**What to do:**
Below are the records; reproduce all of them exactly but without any images.

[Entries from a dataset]
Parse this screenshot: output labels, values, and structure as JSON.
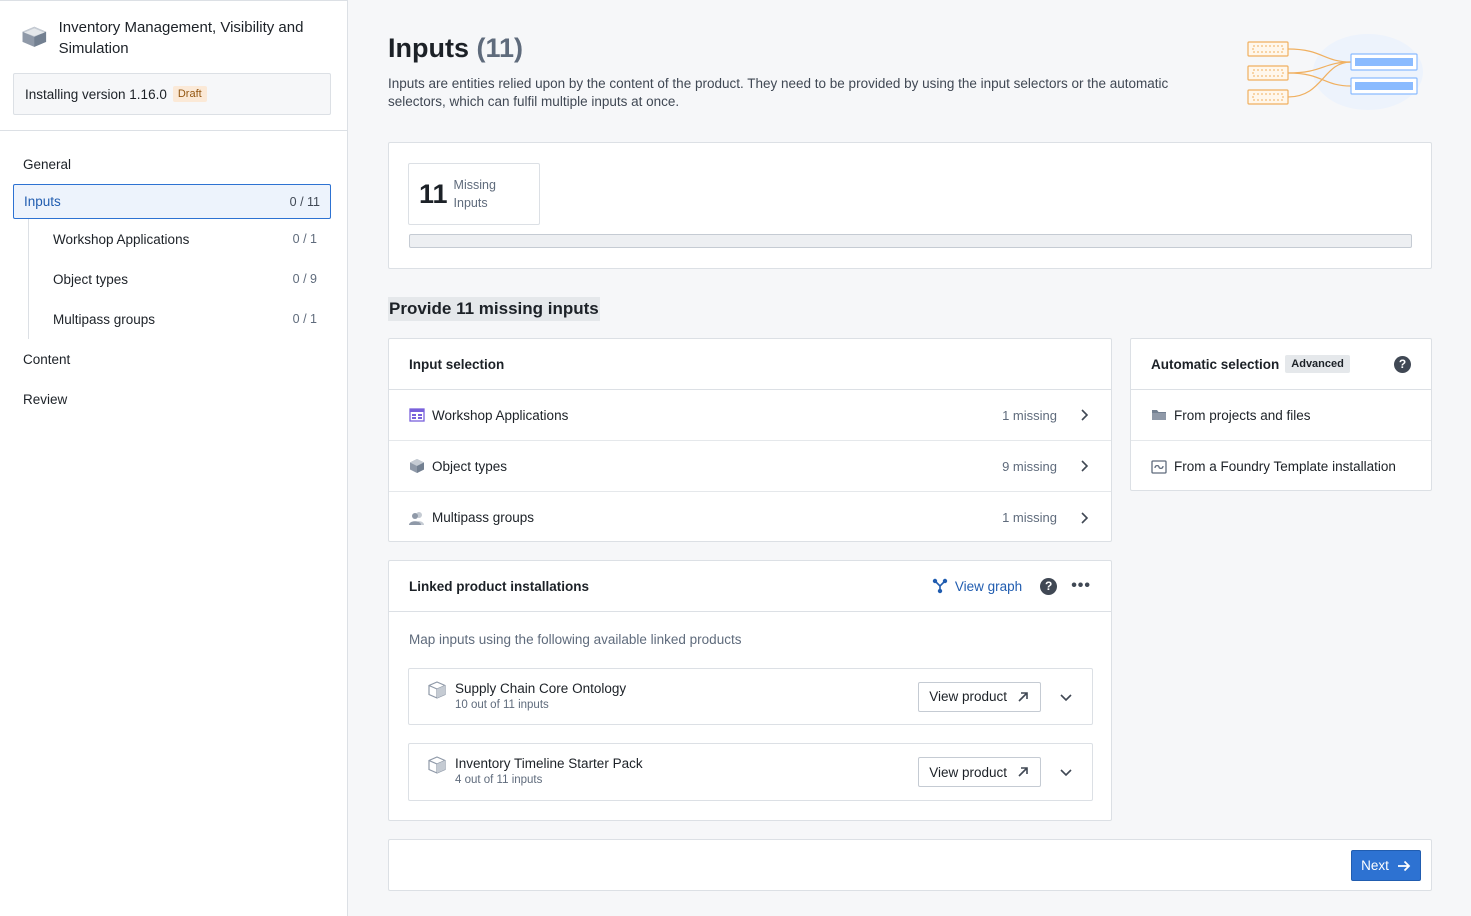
{
  "sidebar": {
    "app_title": "Inventory Management, Visibility and Simulation",
    "version_text": "Installing version 1.16.0",
    "draft_label": "Draft",
    "nav": {
      "general": "General",
      "inputs": {
        "label": "Inputs",
        "count": "0 / 11"
      },
      "sub": [
        {
          "label": "Workshop Applications",
          "count": "0 / 1"
        },
        {
          "label": "Object types",
          "count": "0 / 9"
        },
        {
          "label": "Multipass groups",
          "count": "0 / 1"
        }
      ],
      "content": "Content",
      "review": "Review"
    }
  },
  "header": {
    "title": "Inputs",
    "count": "(11)",
    "description": "Inputs are entities relied upon by the content of the product. They need to be provided by using the input selectors or the automatic selectors, which can fulfil multiple inputs at once."
  },
  "summary": {
    "number": "11",
    "label_line1": "Missing",
    "label_line2": "Inputs",
    "progress_fraction": 0
  },
  "section_title": "Provide 11 missing inputs",
  "input_selection": {
    "title": "Input selection",
    "rows": [
      {
        "label": "Workshop Applications",
        "missing": "1 missing",
        "icon": "workshop-app-icon"
      },
      {
        "label": "Object types",
        "missing": "9 missing",
        "icon": "cube-icon"
      },
      {
        "label": "Multipass groups",
        "missing": "1 missing",
        "icon": "people-icon"
      }
    ]
  },
  "automatic_selection": {
    "title": "Automatic selection",
    "tag": "Advanced",
    "rows": [
      {
        "label": "From projects and files",
        "icon": "folder-icon"
      },
      {
        "label": "From a Foundry Template installation",
        "icon": "template-icon"
      }
    ]
  },
  "linked": {
    "title": "Linked product installations",
    "view_graph": "View graph",
    "map_text": "Map inputs using the following available linked products",
    "products": [
      {
        "name": "Supply Chain Core Ontology",
        "sub": "10 out of 11 inputs",
        "button": "View product"
      },
      {
        "name": "Inventory Timeline Starter Pack",
        "sub": "4 out of 11 inputs",
        "button": "View product"
      }
    ]
  },
  "footer": {
    "next": "Next"
  },
  "colors": {
    "accent": "#2d72d2",
    "draft_bg": "#fbe9d7",
    "illustration_orange": "#f0b060",
    "illustration_blue": "#8abbff"
  }
}
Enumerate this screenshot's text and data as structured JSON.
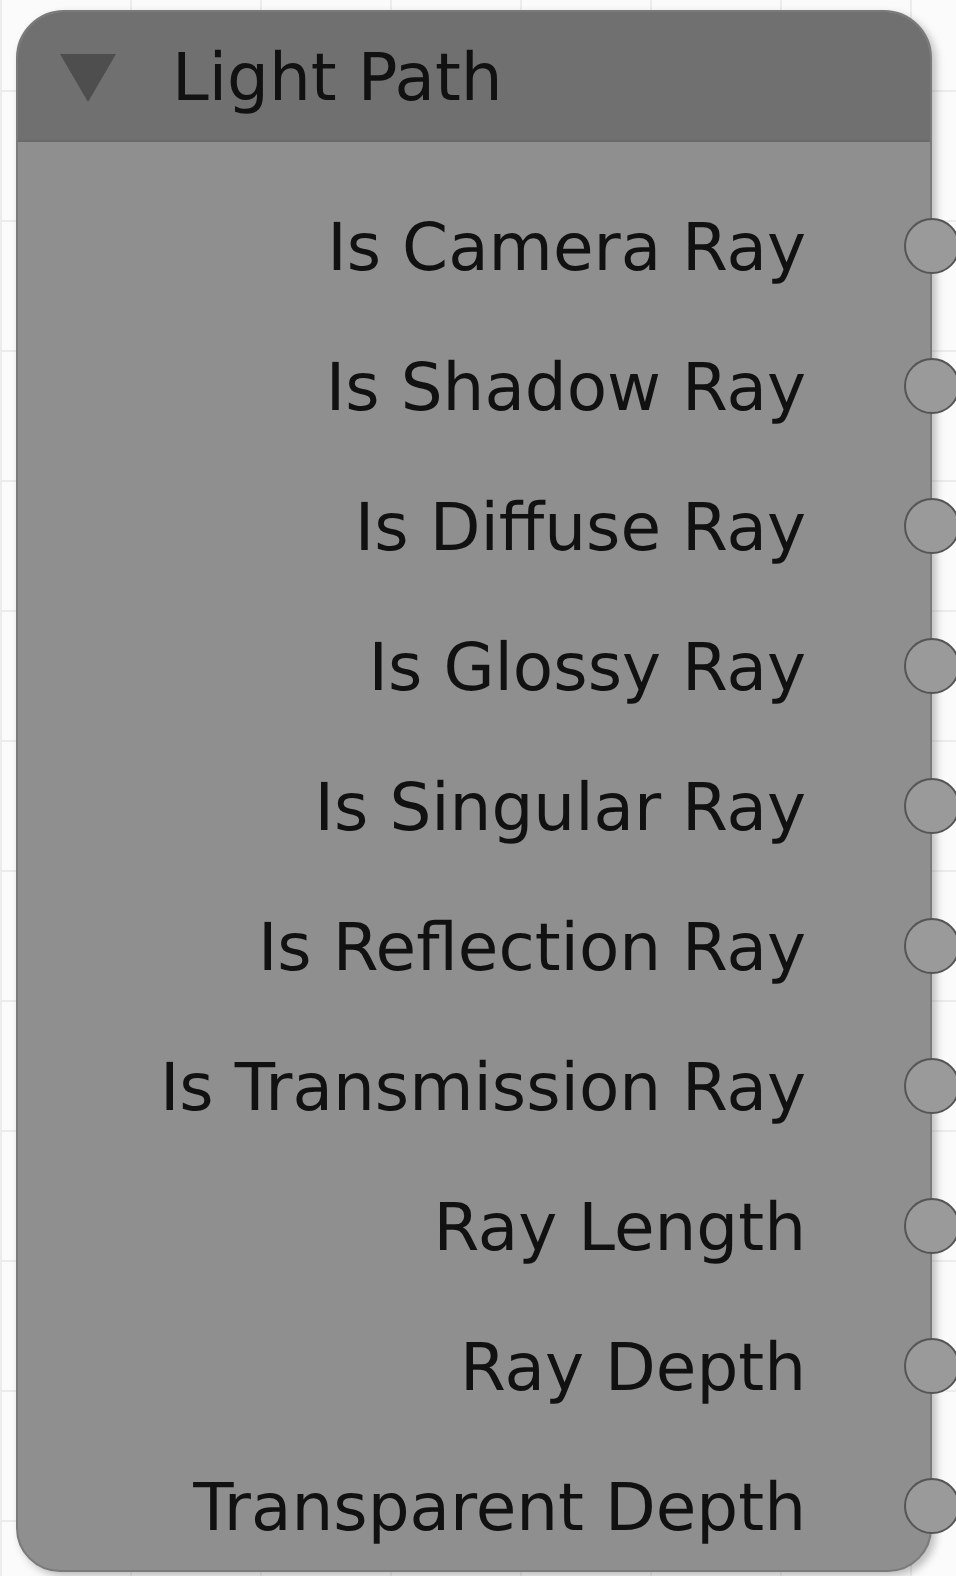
{
  "node": {
    "title": "Light Path",
    "expanded": true,
    "outputs": [
      {
        "label": "Is Camera Ray"
      },
      {
        "label": "Is Shadow Ray"
      },
      {
        "label": "Is Diffuse Ray"
      },
      {
        "label": "Is Glossy Ray"
      },
      {
        "label": "Is Singular Ray"
      },
      {
        "label": "Is Reflection Ray"
      },
      {
        "label": "Is Transmission Ray"
      },
      {
        "label": "Ray Length"
      },
      {
        "label": "Ray Depth"
      },
      {
        "label": "Transparent Depth"
      }
    ]
  }
}
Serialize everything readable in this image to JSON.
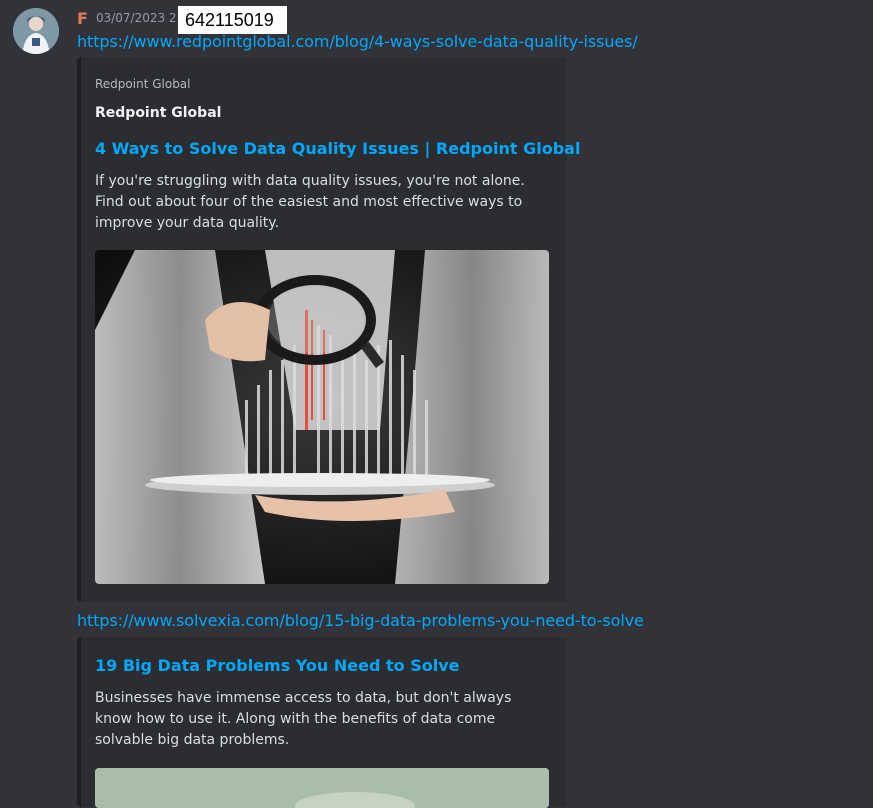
{
  "message": {
    "username": "F",
    "timestamp": "03/07/2023 2",
    "redacted_text": "642115019"
  },
  "links": [
    "https://www.redpointglobal.com/blog/4-ways-solve-data-quality-issues/",
    "https://www.solvexia.com/blog/15-big-data-problems-you-need-to-solve"
  ],
  "embed1": {
    "provider": "Redpoint Global",
    "author": "Redpoint Global",
    "title": "4 Ways to Solve Data Quality Issues | Redpoint Global",
    "description": "If you're struggling with data quality issues, you're not alone. Find out about four of the easiest and most effective ways to improve your data quality."
  },
  "embed2": {
    "title": "19 Big Data Problems You Need to Solve",
    "description": "Businesses have immense access to data, but don't always know how to use it. Along with the benefits of data come solvable big data problems."
  },
  "colors": {
    "background": "#313338",
    "embed_bg": "#2b2d31",
    "link": "#00a8fc",
    "username": "#e07a5f"
  }
}
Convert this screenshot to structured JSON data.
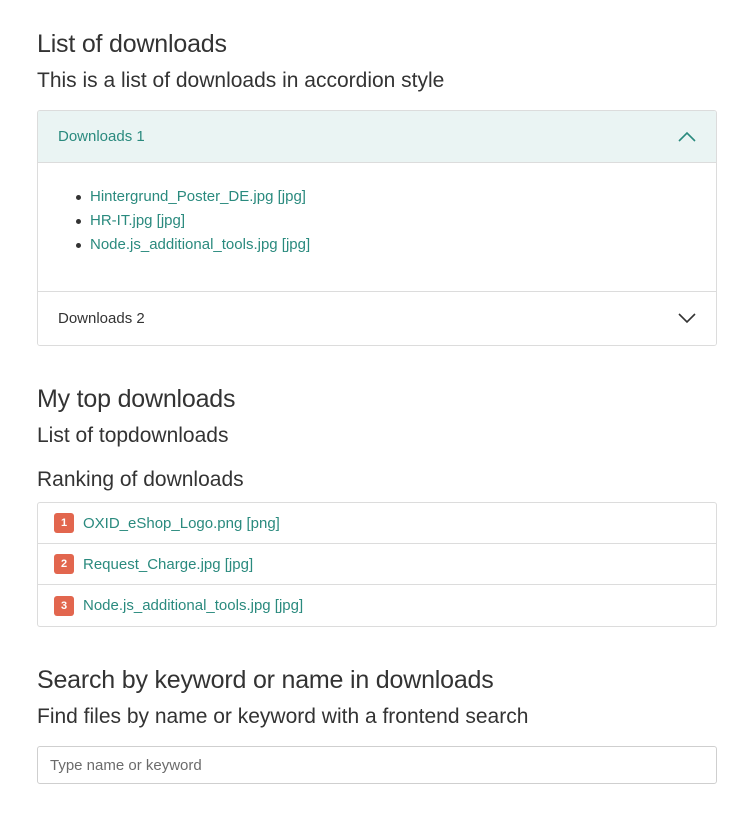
{
  "section_downloads": {
    "title": "List of downloads",
    "subtitle": "This is a list of downloads in accordion style",
    "accordion": [
      {
        "label": "Downloads 1",
        "state": "open",
        "files": [
          "Hintergrund_Poster_DE.jpg [jpg]",
          "HR-IT.jpg [jpg]",
          "Node.js_additional_tools.jpg [jpg]"
        ]
      },
      {
        "label": "Downloads 2",
        "state": "closed",
        "files": []
      }
    ]
  },
  "section_top": {
    "title": "My top downloads",
    "subtitle": "List of topdownloads",
    "ranking_heading": "Ranking of downloads",
    "ranking": [
      {
        "rank": "1",
        "file": "OXID_eShop_Logo.png [png]"
      },
      {
        "rank": "2",
        "file": "Request_Charge.jpg [jpg]"
      },
      {
        "rank": "3",
        "file": "Node.js_additional_tools.jpg [jpg]"
      }
    ]
  },
  "section_search": {
    "title": "Search by keyword or name in downloads",
    "subtitle": "Find files by name or keyword with a frontend search",
    "placeholder": "Type name or keyword",
    "value": ""
  },
  "colors": {
    "accent": "#2a8a7e",
    "accordion_open_bg": "#eaf4f3",
    "badge": "#e2664e",
    "border": "#dcdcdc"
  },
  "icons": {
    "collapse": "chevron-up-icon",
    "expand": "chevron-down-icon"
  }
}
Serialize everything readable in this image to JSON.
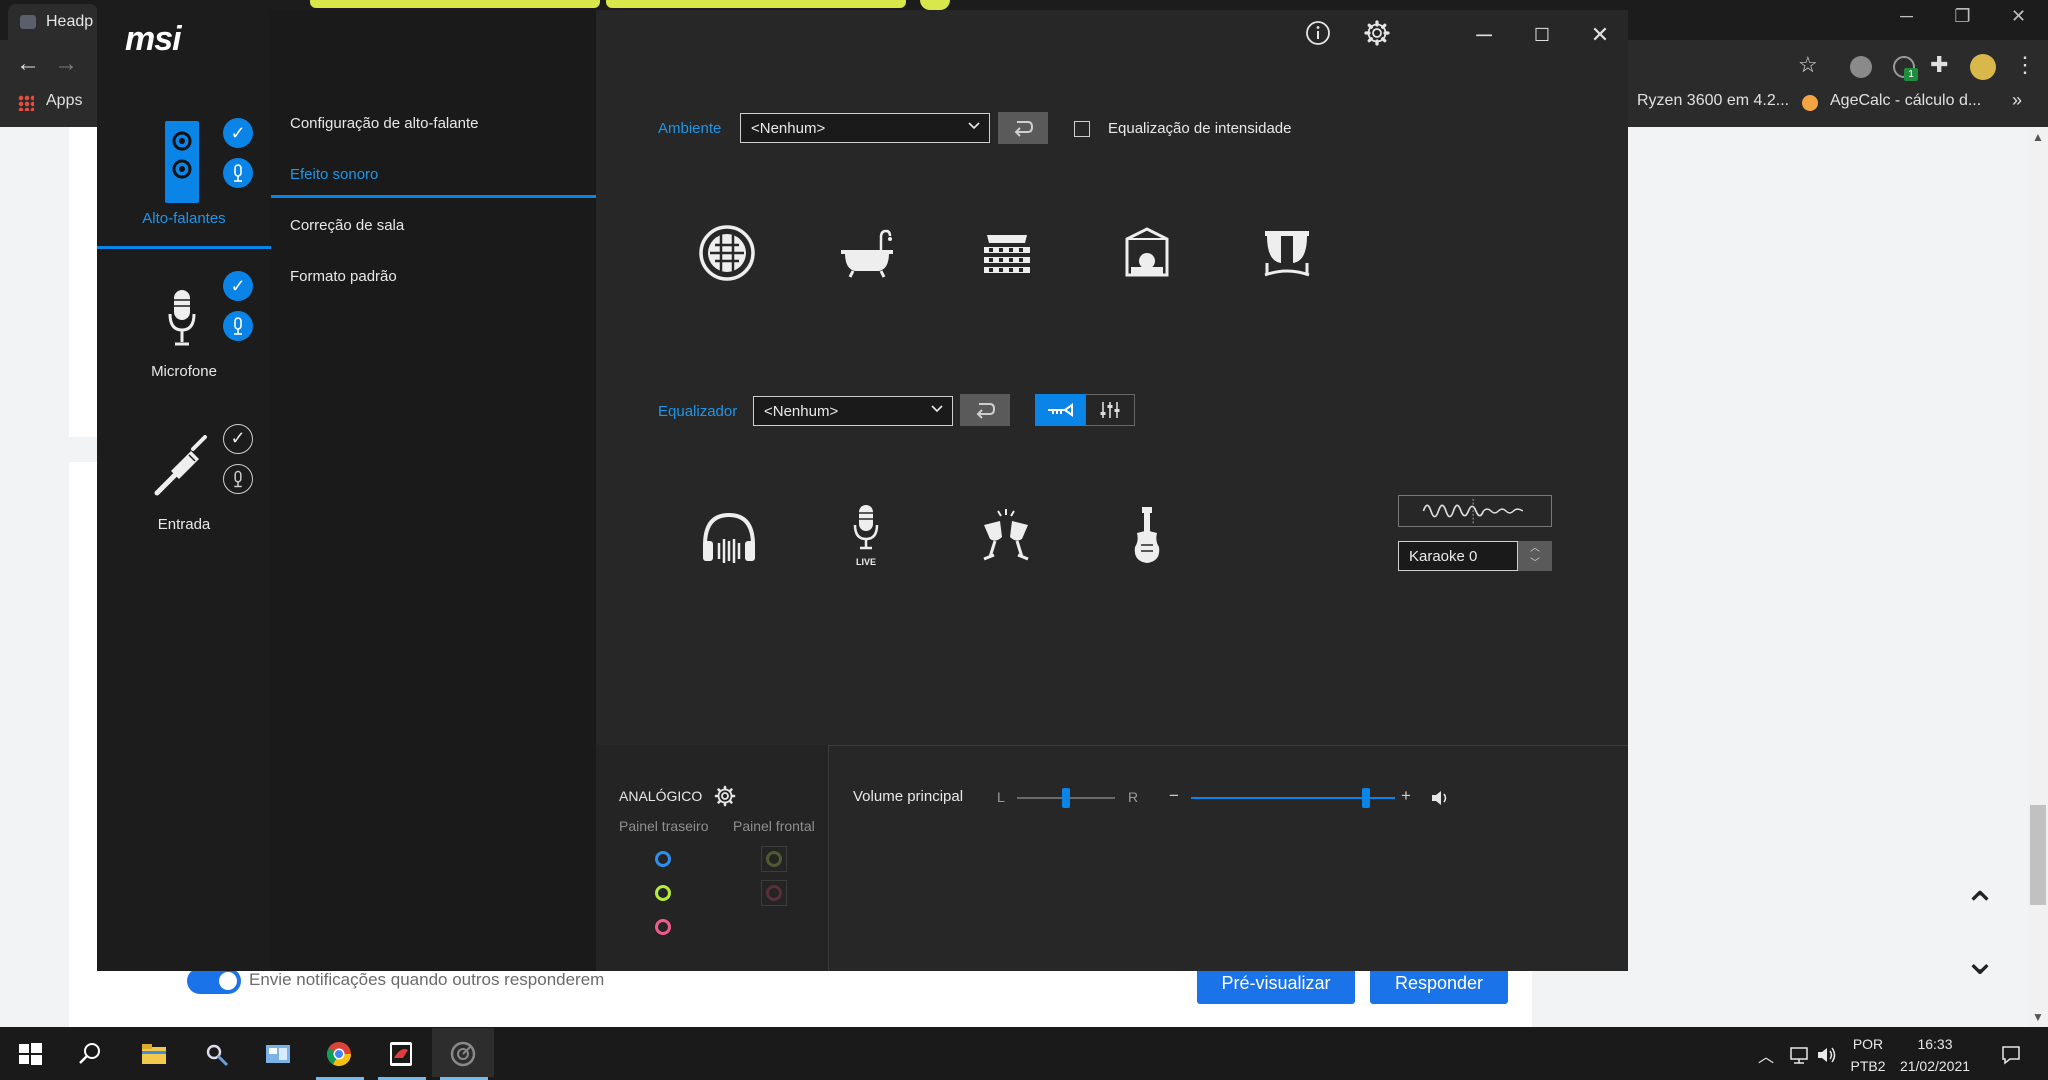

**Result for this task:**
Parse this screenshot: output labels, values, and structure as JSON.
{
  "sidebar": {
    "app_title": "Inventory Management, Visibility and Simulation",
    "version_text": "Installing version 1.16.0",
    "draft_label": "Draft",
    "nav": {
      "general": "General",
      "inputs": {
        "label": "Inputs",
        "count": "0 / 11"
      },
      "sub": [
        {
          "label": "Workshop Applications",
          "count": "0 / 1"
        },
        {
          "label": "Object types",
          "count": "0 / 9"
        },
        {
          "label": "Multipass groups",
          "count": "0 / 1"
        }
      ],
      "content": "Content",
      "review": "Review"
    }
  },
  "header": {
    "title": "Inputs",
    "count": "(11)",
    "description": "Inputs are entities relied upon by the content of the product. They need to be provided by using the input selectors or the automatic selectors, which can fulfil multiple inputs at once."
  },
  "summary": {
    "number": "11",
    "label_line1": "Missing",
    "label_line2": "Inputs",
    "progress_fraction": 0
  },
  "section_title": "Provide 11 missing inputs",
  "input_selection": {
    "title": "Input selection",
    "rows": [
      {
        "label": "Workshop Applications",
        "missing": "1 missing",
        "icon": "workshop-app-icon"
      },
      {
        "label": "Object types",
        "missing": "9 missing",
        "icon": "cube-icon"
      },
      {
        "label": "Multipass groups",
        "missing": "1 missing",
        "icon": "people-icon"
      }
    ]
  },
  "automatic_selection": {
    "title": "Automatic selection",
    "tag": "Advanced",
    "rows": [
      {
        "label": "From projects and files",
        "icon": "folder-icon"
      },
      {
        "label": "From a Foundry Template installation",
        "icon": "template-icon"
      }
    ]
  },
  "linked": {
    "title": "Linked product installations",
    "view_graph": "View graph",
    "map_text": "Map inputs using the following available linked products",
    "products": [
      {
        "name": "Supply Chain Core Ontology",
        "sub": "10 out of 11 inputs",
        "button": "View product"
      },
      {
        "name": "Inventory Timeline Starter Pack",
        "sub": "4 out of 11 inputs",
        "button": "View product"
      }
    ]
  },
  "footer": {
    "next": "Next"
  },
  "colors": {
    "accent": "#2d72d2",
    "draft_bg": "#fbe9d7",
    "illustration_orange": "#f0b060",
    "illustration_blue": "#8abbff"
  }
}
Enumerate this screenshot's text and data as structured JSON.
{
  "node": {
    "title": "Light Path",
    "expanded": true,
    "outputs": [
      {
        "label": "Is Camera Ray"
      },
      {
        "label": "Is Shadow Ray"
      },
      {
        "label": "Is Diffuse Ray"
      },
      {
        "label": "Is Glossy Ray"
      },
      {
        "label": "Is Singular Ray"
      },
      {
        "label": "Is Reflection Ray"
      },
      {
        "label": "Is Transmission Ray"
      },
      {
        "label": "Ray Length"
      },
      {
        "label": "Ray Depth"
      },
      {
        "label": "Transparent Depth"
      }
    ]
  }
}
Serialize everything readable in this image to JSON.
{
  "message": {
    "username": "F",
    "timestamp": "03/07/2023 2",
    "redacted_text": "642115019"
  },
  "links": [
    "https://www.redpointglobal.com/blog/4-ways-solve-data-quality-issues/",
    "https://www.solvexia.com/blog/15-big-data-problems-you-need-to-solve"
  ],
  "embed1": {
    "provider": "Redpoint Global",
    "author": "Redpoint Global",
    "title": "4 Ways to Solve Data Quality Issues | Redpoint Global",
    "description": "If you're struggling with data quality issues, you're not alone. Find out about four of the easiest and most effective ways to improve your data quality."
  },
  "embed2": {
    "title": "19 Big Data Problems You Need to Solve",
    "description": "Businesses have immense access to data, but don't always know how to use it. Along with the benefits of data come solvable big data problems."
  },
  "colors": {
    "background": "#313338",
    "embed_bg": "#2b2d31",
    "link": "#00a8fc",
    "username": "#e07a5f"
  }
}
Convert this screenshot to structured JSON data.
{
  "section_downloads": {
    "title": "List of downloads",
    "subtitle": "This is a list of downloads in accordion style",
    "accordion": [
      {
        "label": "Downloads 1",
        "state": "open",
        "files": [
          "Hintergrund_Poster_DE.jpg [jpg]",
          "HR-IT.jpg [jpg]",
          "Node.js_additional_tools.jpg [jpg]"
        ]
      },
      {
        "label": "Downloads 2",
        "state": "closed",
        "files": []
      }
    ]
  },
  "section_top": {
    "title": "My top downloads",
    "subtitle": "List of topdownloads",
    "ranking_heading": "Ranking of downloads",
    "ranking": [
      {
        "rank": "1",
        "file": "OXID_eShop_Logo.png [png]"
      },
      {
        "rank": "2",
        "file": "Request_Charge.jpg [jpg]"
      },
      {
        "rank": "3",
        "file": "Node.js_additional_tools.jpg [jpg]"
      }
    ]
  },
  "section_search": {
    "title": "Search by keyword or name in downloads",
    "subtitle": "Find files by name or keyword with a frontend search",
    "placeholder": "Type name or keyword",
    "value": ""
  },
  "colors": {
    "accent": "#2a8a7e",
    "accordion_open_bg": "#eaf4f3",
    "badge": "#e2664e",
    "border": "#dcdcdc"
  },
  "icons": {
    "collapse": "chevron-up-icon",
    "expand": "chevron-down-icon"
  }
}
Serialize everything readable in this image to JSON.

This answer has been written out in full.